*Task goal*
From the listing below, pull out the lines that hold "over".

Data records:
START

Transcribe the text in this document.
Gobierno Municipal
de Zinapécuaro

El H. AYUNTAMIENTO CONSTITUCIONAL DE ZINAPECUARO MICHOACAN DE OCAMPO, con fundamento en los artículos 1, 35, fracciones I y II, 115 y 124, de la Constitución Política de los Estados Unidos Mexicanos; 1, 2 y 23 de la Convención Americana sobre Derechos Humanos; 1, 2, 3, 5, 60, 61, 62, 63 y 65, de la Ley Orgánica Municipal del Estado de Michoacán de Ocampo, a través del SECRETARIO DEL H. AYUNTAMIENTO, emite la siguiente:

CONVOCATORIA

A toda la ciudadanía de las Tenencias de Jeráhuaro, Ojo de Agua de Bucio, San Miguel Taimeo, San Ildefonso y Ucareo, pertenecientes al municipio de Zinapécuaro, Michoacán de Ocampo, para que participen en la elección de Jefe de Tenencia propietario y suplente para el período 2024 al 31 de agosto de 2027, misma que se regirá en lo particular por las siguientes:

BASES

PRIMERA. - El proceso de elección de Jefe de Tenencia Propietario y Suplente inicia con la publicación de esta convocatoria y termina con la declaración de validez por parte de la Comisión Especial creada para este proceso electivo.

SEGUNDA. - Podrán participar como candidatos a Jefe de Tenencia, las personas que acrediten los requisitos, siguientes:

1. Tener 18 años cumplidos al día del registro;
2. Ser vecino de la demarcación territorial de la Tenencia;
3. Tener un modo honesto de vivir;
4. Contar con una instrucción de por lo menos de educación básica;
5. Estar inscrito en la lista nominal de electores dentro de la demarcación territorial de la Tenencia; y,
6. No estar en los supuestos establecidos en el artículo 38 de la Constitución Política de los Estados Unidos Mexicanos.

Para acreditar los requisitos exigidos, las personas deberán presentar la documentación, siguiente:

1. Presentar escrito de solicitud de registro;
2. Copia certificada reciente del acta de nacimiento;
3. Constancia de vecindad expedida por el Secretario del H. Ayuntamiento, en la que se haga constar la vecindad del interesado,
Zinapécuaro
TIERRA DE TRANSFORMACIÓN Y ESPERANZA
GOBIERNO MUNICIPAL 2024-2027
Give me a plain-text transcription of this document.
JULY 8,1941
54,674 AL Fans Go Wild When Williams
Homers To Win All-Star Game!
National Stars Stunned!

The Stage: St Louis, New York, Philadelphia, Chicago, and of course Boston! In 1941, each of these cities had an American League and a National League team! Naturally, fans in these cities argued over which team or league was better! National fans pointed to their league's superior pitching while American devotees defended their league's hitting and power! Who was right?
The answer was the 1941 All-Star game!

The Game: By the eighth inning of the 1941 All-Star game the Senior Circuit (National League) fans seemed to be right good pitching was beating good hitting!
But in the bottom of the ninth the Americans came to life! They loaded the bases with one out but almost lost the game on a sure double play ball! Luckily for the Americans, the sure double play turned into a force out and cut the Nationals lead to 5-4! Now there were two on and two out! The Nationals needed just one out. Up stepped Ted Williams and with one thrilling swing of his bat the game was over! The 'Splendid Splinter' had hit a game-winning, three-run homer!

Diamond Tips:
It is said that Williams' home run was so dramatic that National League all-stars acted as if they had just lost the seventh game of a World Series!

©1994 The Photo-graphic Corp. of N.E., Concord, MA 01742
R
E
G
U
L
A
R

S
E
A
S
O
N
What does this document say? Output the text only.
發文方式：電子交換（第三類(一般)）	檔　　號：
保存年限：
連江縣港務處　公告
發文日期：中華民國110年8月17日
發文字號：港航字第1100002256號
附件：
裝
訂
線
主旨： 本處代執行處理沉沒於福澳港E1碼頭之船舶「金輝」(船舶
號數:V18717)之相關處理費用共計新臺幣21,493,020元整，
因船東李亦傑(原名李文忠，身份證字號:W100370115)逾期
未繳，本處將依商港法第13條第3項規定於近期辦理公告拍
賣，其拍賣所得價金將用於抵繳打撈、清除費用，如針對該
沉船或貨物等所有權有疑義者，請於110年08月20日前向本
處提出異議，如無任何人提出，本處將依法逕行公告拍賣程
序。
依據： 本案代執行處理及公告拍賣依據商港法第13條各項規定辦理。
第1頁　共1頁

END

*Output below*
The Stage: St Louis, New York, Philadelphia, Chicago, and of course Boston! In 1941, each of these cities had an American League and a National League team! Naturally, fans in these cities argued over which team or league was better! National fans pointed to their league's superior pitching while American devotees defended their league's hitting and power! Who was right?
But in the bottom of the ninth the Americans came to life! They loaded the bases with one out but almost lost the game on a sure double play ball! Luckily for the Americans, the sure double play turned into a force out and cut the Nationals lead to 5-4! Now there were two on and two out! The Nationals needed just one out. Up stepped Ted Williams and with one thrilling swing of his bat the game was over! The 'Splendid Splinter' had hit a game-winning, three-run homer!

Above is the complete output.